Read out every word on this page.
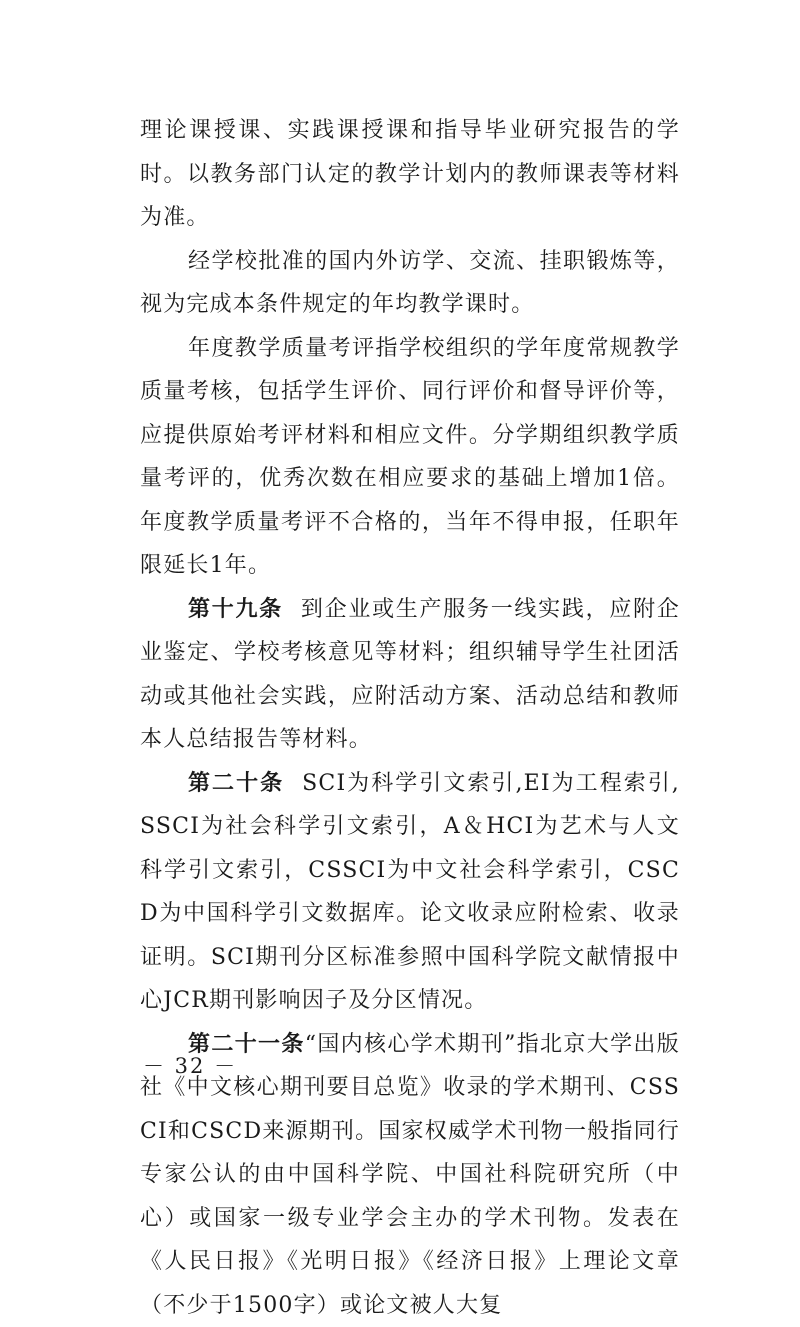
理论课授课、实践课授课和指导毕业研究报告的学时。以教务部门认定的教学计划内的教师课表等材料为准。

经学校批准的国内外访学、交流、挂职锻炼等，视为完成本条件规定的年均教学课时。

年度教学质量考评指学校组织的学年度常规教学质量考核，包括学生评价、同行评价和督导评价等，应提供原始考评材料和相应文件。分学期组织教学质量考评的，优秀次数在相应要求的基础上增加1倍。年度教学质量考评不合格的，当年不得申报，任职年限延长1年。

第十九条 到企业或生产服务一线实践，应附企业鉴定、学校考核意见等材料；组织辅导学生社团活动或其他社会实践，应附活动方案、活动总结和教师本人总结报告等材料。

第二十条 SCI为科学引文索引,EI为工程索引,SSCI为社会科学引文索引，A＆HCI为艺术与人文科学引文索引，CSSCI为中文社会科学索引，CSCD为中国科学引文数据库。论文收录应附检索、收录证明。SCI期刊分区标准参照中国科学院文献情报中心JCR期刊影响因子及分区情况。

第二十一条“国内核心学术期刊”指北京大学出版社《中文核心期刊要目总览》收录的学术期刊、CSSCI和CSCD来源期刊。国家权威学术刊物一般指同行专家公认的由中国科学院、中国社科院研究所（中心）或国家一级专业学会主办的学术刊物。发表在《人民日报》《光明日报》《经济日报》上理论文章（不少于1500字）或论文被人大复

－ 32 －
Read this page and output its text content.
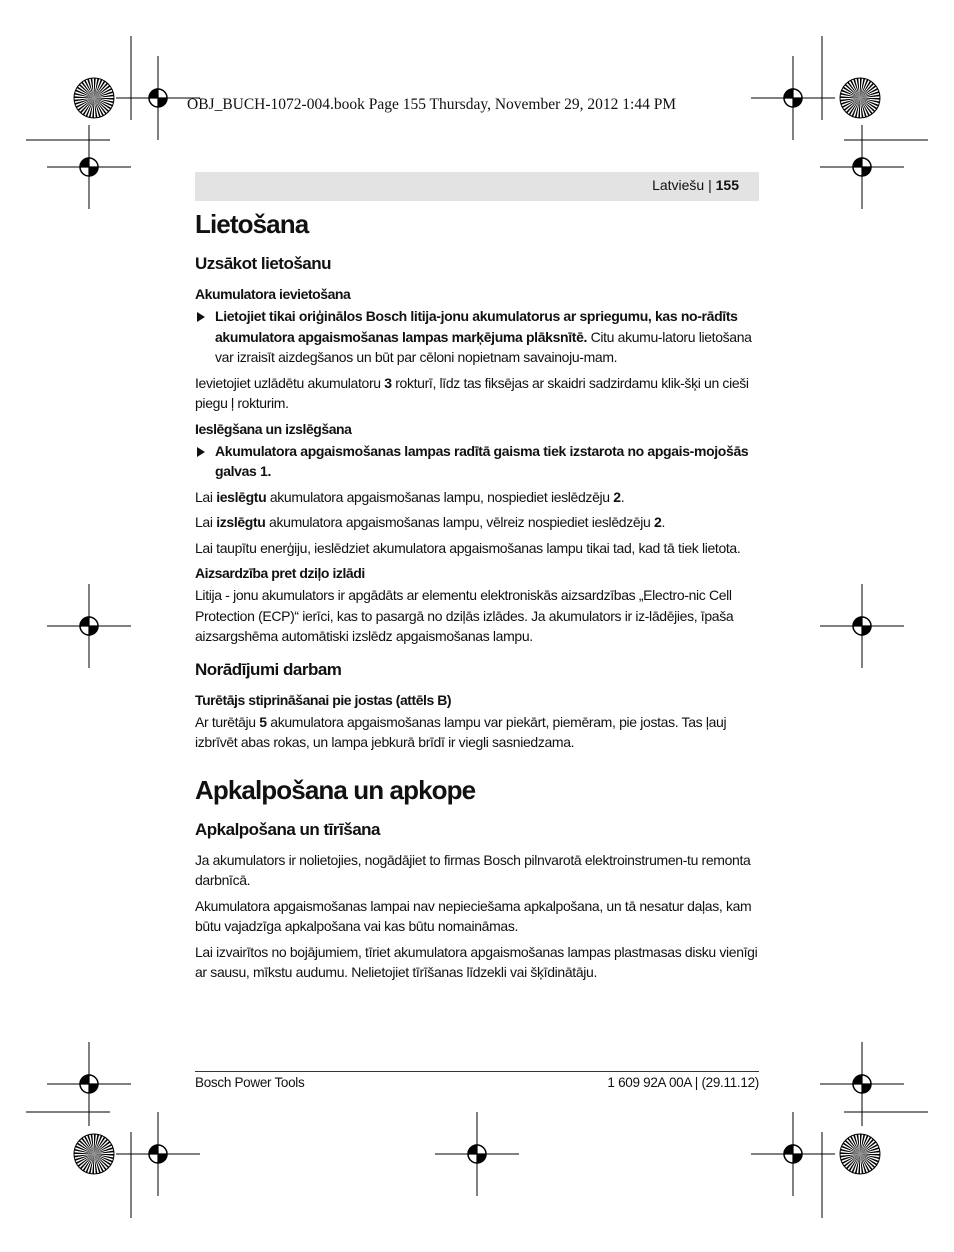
OBJ_BUCH-1072-004.book Page 155 Thursday, November 29, 2012 1:44 PM
Latviešu | 155
Lietošana
Uzsākot lietošanu
Akumulatora ievietošana
Lietojiet tikai oriģinālos Bosch litija-jonu akumulatorus ar spriegumu, kas no-rādīts akumulatora apgaismošanas lampas marķējuma plāksnītē. Citu akumu-latoru lietošana var izraisīt aizdegšanos un būt par cēloni nopietnam savainoju-mam.

Ievietojiet uzlādētu akumulatoru 3 rokturī, līdz tas fiksējas ar skaidri sadzirdamu klik-šķi un cieši piegu ļ rokturim.

Ieslēgšana un izslēgšana
Akumulatora apgaismošanas lampas radītā gaisma tiek izstarota no apgais-mojošās galvas 1.

Lai ieslēgtu akumulatora apgaismošanas lampu, nospiediet ieslēdzēju 2.

Lai izslēgtu akumulatora apgaismošanas lampu, vēlreiz nospiediet ieslēdzēju 2.

Lai taupītu enerģiju, ieslēdziet akumulatora apgaismošanas lampu tikai tad, kad tā tiek lietota.

Aizsardzība pret dziļo izlādi

Litija - jonu akumulators ir apgādāts ar elementu elektroniskās aizsardzības „Electro-nic Cell Protection (ECP)“ ierīci, kas to pasargā no dziļās izlādes. Ja akumulators ir iz-lādējies, īpaša aizsargshēma automātiski izslēdz apgaismošanas lampu.

Norādījumi darbam
Turētājs stiprināšanai pie jostas (attēls B)

Ar turētāju 5 akumulatora apgaismošanas lampu var piekārt, piemēram, pie jostas. Tas ļauj izbrīvēt abas rokas, un lampa jebkurā brīdī ir viegli sasniedzama.

Apkalpošana un apkope
Apkalpošana un tīrīšana

Ja akumulators ir nolietojies, nogādājiet to firmas Bosch pilnvarotā elektroinstrumen-tu remonta darbnīcā.

Akumulatora apgaismošanas lampai nav nepieciešama apkalpošana, un tā nesatur daļas, kam būtu vajadzīga apkalpošana vai kas būtu nomaināmas.

Lai izvairītos no bojājumiem, tīriet akumulatora apgaismošanas lampas plastmasas disku vienīgi ar sausu, mīkstu audumu. Nelietojiet tīrīšanas līdzekli vai šķīdinātāju.

Bosch Power Tools	1 609 92A 00A | (29.11.12)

**Exercise aim**
Pull out every line of the records above that contains the word "lampas".

**Solution**
Lietojiet tikai oriģinālos Bosch litija-jonu akumulatorus ar spriegumu, kas no-rādīts akumulatora apgaismošanas lampas marķējuma plāksnītē. Citu akumu-latoru lietošana var izraisīt aizdegšanos un būt par cēloni nopietnam savainoju-mam.
Akumulatora apgaismošanas lampas radītā gaisma tiek izstarota no apgais-mojošās galvas 1.
Lai izvairītos no bojājumiem, tīriet akumulatora apgaismošanas lampas plastmasas disku vienīgi ar sausu, mīkstu audumu. Nelietojiet tīrīšanas līdzekli vai šķīdinātāju.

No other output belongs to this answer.